■ DESCRIPTION OF THE TASK
Arrange every line of the items below as a JSON list of strings, with one string for each line and any blank lines left out.

Excerpts from a layout annotation set:
↓
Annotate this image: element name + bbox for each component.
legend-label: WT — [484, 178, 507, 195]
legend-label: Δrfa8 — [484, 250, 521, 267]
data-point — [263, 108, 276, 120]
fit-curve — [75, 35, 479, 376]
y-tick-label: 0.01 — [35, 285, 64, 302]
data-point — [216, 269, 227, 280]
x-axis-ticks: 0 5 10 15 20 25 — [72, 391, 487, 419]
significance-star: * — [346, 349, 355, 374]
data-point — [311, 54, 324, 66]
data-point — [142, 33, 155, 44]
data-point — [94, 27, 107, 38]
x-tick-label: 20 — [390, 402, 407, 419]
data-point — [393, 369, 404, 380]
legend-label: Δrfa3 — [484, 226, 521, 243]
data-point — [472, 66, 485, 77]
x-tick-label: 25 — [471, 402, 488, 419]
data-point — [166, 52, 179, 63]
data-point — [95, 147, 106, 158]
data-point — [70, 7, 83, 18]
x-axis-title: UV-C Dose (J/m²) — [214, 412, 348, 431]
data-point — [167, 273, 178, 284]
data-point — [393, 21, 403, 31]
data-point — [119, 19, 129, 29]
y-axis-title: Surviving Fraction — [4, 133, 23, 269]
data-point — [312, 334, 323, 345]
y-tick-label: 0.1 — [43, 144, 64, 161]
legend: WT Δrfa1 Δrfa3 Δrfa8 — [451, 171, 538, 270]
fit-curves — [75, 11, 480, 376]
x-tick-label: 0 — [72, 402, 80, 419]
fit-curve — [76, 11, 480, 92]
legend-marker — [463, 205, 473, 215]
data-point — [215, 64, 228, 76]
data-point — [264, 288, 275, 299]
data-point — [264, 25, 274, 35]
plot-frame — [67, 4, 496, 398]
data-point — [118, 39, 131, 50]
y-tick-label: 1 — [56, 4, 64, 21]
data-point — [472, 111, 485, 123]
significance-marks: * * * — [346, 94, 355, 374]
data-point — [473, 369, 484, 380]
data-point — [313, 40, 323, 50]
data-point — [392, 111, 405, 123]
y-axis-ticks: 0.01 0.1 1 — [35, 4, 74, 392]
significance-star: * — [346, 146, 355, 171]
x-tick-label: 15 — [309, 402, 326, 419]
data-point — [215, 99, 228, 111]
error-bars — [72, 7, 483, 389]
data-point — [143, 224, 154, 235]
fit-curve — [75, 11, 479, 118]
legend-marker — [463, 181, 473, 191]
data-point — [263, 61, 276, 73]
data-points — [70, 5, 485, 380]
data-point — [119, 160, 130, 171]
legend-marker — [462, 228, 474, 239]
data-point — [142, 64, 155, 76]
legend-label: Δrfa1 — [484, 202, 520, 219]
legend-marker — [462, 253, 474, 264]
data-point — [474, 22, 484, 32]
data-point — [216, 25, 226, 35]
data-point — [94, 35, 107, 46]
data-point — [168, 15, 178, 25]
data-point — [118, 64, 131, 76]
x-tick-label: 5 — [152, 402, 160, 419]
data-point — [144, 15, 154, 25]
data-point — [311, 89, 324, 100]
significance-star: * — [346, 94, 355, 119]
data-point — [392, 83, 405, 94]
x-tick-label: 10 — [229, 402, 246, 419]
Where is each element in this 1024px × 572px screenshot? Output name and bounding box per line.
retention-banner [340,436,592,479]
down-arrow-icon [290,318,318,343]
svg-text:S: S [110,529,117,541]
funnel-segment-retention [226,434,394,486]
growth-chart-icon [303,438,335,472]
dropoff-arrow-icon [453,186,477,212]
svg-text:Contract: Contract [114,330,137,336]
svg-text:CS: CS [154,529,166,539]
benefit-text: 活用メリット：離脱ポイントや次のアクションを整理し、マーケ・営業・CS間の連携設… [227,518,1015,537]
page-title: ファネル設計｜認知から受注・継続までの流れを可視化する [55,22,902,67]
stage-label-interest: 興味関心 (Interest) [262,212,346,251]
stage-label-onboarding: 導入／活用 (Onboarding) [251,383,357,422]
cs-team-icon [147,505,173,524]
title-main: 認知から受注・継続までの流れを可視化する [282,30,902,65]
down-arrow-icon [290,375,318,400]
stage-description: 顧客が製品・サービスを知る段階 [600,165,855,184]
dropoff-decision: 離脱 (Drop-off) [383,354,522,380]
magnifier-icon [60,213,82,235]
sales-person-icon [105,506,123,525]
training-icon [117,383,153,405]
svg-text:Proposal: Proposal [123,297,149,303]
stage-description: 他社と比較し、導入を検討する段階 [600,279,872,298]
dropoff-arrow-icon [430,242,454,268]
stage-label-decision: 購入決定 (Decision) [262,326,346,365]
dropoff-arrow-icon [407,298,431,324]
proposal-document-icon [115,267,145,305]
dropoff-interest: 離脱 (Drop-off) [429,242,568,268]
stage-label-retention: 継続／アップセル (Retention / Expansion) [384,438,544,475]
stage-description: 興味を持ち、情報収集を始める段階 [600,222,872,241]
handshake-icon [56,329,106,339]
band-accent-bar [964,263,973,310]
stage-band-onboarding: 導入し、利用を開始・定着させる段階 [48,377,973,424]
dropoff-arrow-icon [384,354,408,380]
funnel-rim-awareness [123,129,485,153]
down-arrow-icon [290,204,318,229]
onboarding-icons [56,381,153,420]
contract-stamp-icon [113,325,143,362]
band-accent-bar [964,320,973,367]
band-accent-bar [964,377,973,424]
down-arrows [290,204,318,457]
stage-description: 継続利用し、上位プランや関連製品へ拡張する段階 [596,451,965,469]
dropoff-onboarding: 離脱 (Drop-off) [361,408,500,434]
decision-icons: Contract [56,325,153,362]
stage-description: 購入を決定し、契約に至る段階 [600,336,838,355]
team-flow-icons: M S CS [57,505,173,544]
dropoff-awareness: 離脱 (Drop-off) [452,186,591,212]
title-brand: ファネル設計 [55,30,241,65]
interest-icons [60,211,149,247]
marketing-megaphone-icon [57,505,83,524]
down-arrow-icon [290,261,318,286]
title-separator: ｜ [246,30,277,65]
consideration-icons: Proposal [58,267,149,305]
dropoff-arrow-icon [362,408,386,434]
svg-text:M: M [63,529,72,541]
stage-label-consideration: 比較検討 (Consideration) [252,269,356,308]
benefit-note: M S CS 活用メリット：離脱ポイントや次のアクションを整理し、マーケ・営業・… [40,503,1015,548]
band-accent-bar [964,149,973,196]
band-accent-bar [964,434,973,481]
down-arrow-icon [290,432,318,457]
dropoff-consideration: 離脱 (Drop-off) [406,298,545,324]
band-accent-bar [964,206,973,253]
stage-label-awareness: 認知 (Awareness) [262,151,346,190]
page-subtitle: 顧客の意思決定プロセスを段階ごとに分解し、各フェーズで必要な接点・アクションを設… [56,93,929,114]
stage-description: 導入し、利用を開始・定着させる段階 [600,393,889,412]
↑
■ RESULT FOR THIS TASK
[
  "Annotate this image: element name + bbox for each component.",
  "legend-label: WT — [484, 178, 507, 195]",
  "legend-label: Δrfa8 — [484, 250, 521, 267]",
  "data-point — [263, 108, 276, 120]",
  "fit-curve — [75, 35, 479, 376]",
  "y-tick-label: 0.01 — [35, 285, 64, 302]",
  "data-point — [216, 269, 227, 280]",
  "x-axis-ticks: 0 5 10 15 20 25 — [72, 391, 487, 419]",
  "significance-star: * — [346, 349, 355, 374]",
  "data-point — [311, 54, 324, 66]",
  "data-point — [142, 33, 155, 44]",
  "data-point — [94, 27, 107, 38]",
  "x-tick-label: 20 — [390, 402, 407, 419]",
  "data-point — [393, 369, 404, 380]",
  "legend-label: Δrfa3 — [484, 226, 521, 243]",
  "data-point — [472, 66, 485, 77]",
  "x-tick-label: 25 — [471, 402, 488, 419]",
  "data-point — [166, 52, 179, 63]",
  "data-point — [95, 147, 106, 158]",
  "data-point — [70, 7, 83, 18]",
  "x-axis-title: UV-C Dose (J/m²) — [214, 412, 348, 431]",
  "data-point — [167, 273, 178, 284]",
  "data-point — [393, 21, 403, 31]",
  "data-point — [119, 19, 129, 29]",
  "y-axis-title: Surviving Fraction — [4, 133, 23, 269]",
  "data-point — [312, 334, 323, 345]",
  "y-tick-label: 0.1 — [43, 144, 64, 161]",
  "legend: WT Δrfa1 Δrfa3 Δrfa8 — [451, 171, 538, 270]",
  "fit-curves — [75, 11, 480, 376]",
  "x-tick-label: 0 — [72, 402, 80, 419]",
  "fit-curve — [76, 11, 480, 92]",
  "legend-marker — [463, 205, 473, 215]",
  "data-point — [215, 64, 228, 76]",
  "data-point — [264, 288, 275, 299]",
  "data-point — [264, 25, 274, 35]",
  "plot-frame — [67, 4, 496, 398]",
  "data-point — [118, 39, 131, 50]",
  "y-tick-label: 1 — [56, 4, 64, 21]",
  "data-point — [472, 111, 485, 123]",
  "significance-marks: * * * — [346, 94, 355, 374]",
  "data-point — [473, 369, 484, 380]",
  "data-point — [313, 40, 323, 50]",
  "data-point — [392, 111, 405, 123]",
  "y-axis-ticks: 0.01 0.1 1 — [35, 4, 74, 392]",
  "significance-star: * — [346, 146, 355, 171]",
  "x-tick-label: 15 — [309, 402, 326, 419]",
  "data-point — [215, 99, 228, 111]",
  "error-bars — [72, 7, 483, 389]",
  "data-point — [143, 224, 154, 235]",
  "fit-curve — [75, 11, 479, 118]",
  "legend-marker — [463, 181, 473, 191]",
  "data-point — [263, 61, 276, 73]",
  "data-points — [70, 5, 485, 380]",
  "data-point — [119, 160, 130, 171]",
  "legend-marker — [462, 228, 474, 239]",
  "data-point — [142, 64, 155, 76]",
  "legend-label: Δrfa1 — [484, 202, 520, 219]",
  "legend-marker — [462, 253, 474, 264]",
  "data-point — [474, 22, 484, 32]",
  "data-point — [216, 25, 226, 35]",
  "data-point — [94, 35, 107, 46]",
  "data-point — [168, 15, 178, 25]",
  "data-point — [118, 64, 131, 76]",
  "x-tick-label: 5 — [152, 402, 160, 419]",
  "data-point — [144, 15, 154, 25]",
  "data-point — [311, 89, 324, 100]",
  "significance-star: * — [346, 94, 355, 119]",
  "data-point — [392, 83, 405, 94]",
  "x-tick-label: 10 — [229, 402, 246, 419]",
  "Where is each element in this 1024px × 572px screenshot? Output name and bounding box per line.",
  "retention-banner [340,436,592,479]",
  "down-arrow-icon [290,318,318,343]",
  "svg-text:S: S [110,529,117,541]",
  "funnel-segment-retention [226,434,394,486]",
  "growth-chart-icon [303,438,335,472]",
  "dropoff-arrow-icon [453,186,477,212]",
  "svg-text:Contract: Contract [114,330,137,336]",
  "svg-text:CS: CS [154,529,166,539]",
  "benefit-text: 活用メリット：離脱ポイントや次のアクションを整理し、マーケ・営業・CS間の連携設… [227,518,1015,537]",
  "page-title: ファネル設計｜認知から受注・継続までの流れを可視化する [55,22,902,67]",
  "stage-label-interest: 興味関心 (Interest) [262,212,346,251]",
  "stage-label-onboarding: 導入／活用 (Onboarding) [251,383,357,422]",
  "cs-team-icon [147,505,173,524]",
  "title-main: 認知から受注・継続までの流れを可視化する [282,30,902,65]",
  "down-arrow-icon [290,375,318,400]",
  "stage-description: 顧客が製品・サービスを知る段階 [600,165,855,184]",
  "dropoff-decision: 離脱 (Drop-off) [383,354,522,380]",
  "magnifier-icon [60,213,82,235]",
  "sales-person-icon [105,506,123,525]",
  "training-icon [117,383,153,405]",
  "svg-text:Proposal: Proposal [123,297,149,303]",
  "stage-description: 他社と比較し、導入を検討する段階 [600,279,872,298]",
  "dropoff-arrow-icon [430,242,454,268]",
  "stage-label-decision: 購入決定 (Decision) [262,326,346,365]",
  "dropoff-arrow-icon [407,298,431,324]",
  "proposal-document-icon [115,267,145,305]",
  "dropoff-interest: 離脱 (Drop-off) [429,242,568,268]",
  "stage-label-retention: 継続／アップセル (Retention / Expansion) [384,438,544,475]",
  "stage-description: 興味を持ち、情報収集を始める段階 [600,222,872,241]",
  "handshake-icon [56,329,106,339]",
  "band-accent-bar [964,263,973,310]",
  "stage-band-onboarding: 導入し、利用を開始・定着させる段階 [48,377,973,424]",
  "dropoff-arrow-icon [384,354,408,380]",
  "funnel-rim-awareness [123,129,485,153]",
  "down-arrow-icon [290,204,318,229]",
  "onboarding-icons [56,381,153,420]",
  "contract-stamp-icon [113,325,143,362]",
  "band-accent-bar [964,320,973,367]",
  "band-accent-bar [964,377,973,424]",
  "down-arrows [290,204,318,457]",
  "stage-description: 継続利用し、上位プランや関連製品へ拡張する段階 [596,451,965,469]",
  "dropoff-onboarding: 離脱 (Drop-off) [361,408,500,434]",
  "decision-icons: Contract [56,325,153,362]",
  "stage-description: 購入を決定し、契約に至る段階 [600,336,838,355]",
  "team-flow-icons: M S CS [57,505,173,544]",
  "dropoff-awareness: 離脱 (Drop-off) [452,186,591,212]",
  "title-brand: ファネル設計 [55,30,241,65]",
  "interest-icons [60,211,149,247]",
  "marketing-megaphone-icon [57,505,83,524]",
  "down-arrow-icon [290,261,318,286]",
  "title-separator: ｜ [246,30,277,65]",
  "consideration-icons: Proposal [58,267,149,305]",
  "dropoff-arrow-icon [362,408,386,434]",
  "svg-text:M: M [63,529,72,541]",
  "stage-label-consideration: 比較検討 (Consideration) [252,269,356,308]",
  "benefit-note: M S CS 活用メリット：離脱ポイントや次のアクションを整理し、マーケ・営業・… [40,503,1015,548]",
  "band-accent-bar [964,149,973,196]",
  "band-accent-bar [964,434,973,481]",
  "down-arrow-icon [290,432,318,457]",
  "dropoff-consideration: 離脱 (Drop-off) [406,298,545,324]",
  "band-accent-bar [964,206,973,253]",
  "stage-label-awareness: 認知 (Awareness) [262,151,346,190]",
  "page-subtitle: 顧客の意思決定プロセスを段階ごとに分解し、各フェーズで必要な接点・アクションを設… [56,93,929,114]",
  "stage-description: 導入し、利用を開始・定着させる段階 [600,393,889,412]"
]